What you should do: Show every line where "true" occurs.

Records for this exercise:
***
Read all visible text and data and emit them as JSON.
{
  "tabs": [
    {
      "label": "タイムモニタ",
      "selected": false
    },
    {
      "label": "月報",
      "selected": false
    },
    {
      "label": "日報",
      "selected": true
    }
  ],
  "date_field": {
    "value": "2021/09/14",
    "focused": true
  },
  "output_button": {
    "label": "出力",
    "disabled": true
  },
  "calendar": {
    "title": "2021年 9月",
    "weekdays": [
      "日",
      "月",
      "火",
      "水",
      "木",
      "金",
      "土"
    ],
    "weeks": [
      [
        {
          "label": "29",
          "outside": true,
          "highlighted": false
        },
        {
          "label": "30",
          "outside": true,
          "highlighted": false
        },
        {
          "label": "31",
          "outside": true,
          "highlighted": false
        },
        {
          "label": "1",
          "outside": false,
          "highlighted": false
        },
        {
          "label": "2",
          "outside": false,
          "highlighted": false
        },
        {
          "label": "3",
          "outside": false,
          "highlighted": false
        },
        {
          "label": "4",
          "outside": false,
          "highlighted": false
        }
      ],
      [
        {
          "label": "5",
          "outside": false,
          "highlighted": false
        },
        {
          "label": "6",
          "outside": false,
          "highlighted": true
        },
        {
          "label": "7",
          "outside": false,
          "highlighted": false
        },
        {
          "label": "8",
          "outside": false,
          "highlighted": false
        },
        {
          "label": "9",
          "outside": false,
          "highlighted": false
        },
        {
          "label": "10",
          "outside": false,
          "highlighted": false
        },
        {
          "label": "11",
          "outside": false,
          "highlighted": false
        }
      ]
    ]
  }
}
***
Solution below:
      "selected": true
    "focused": true
    "disabled": true
          "outside": true,
          "outside": true,
          "outside": true,
          "highlighted": true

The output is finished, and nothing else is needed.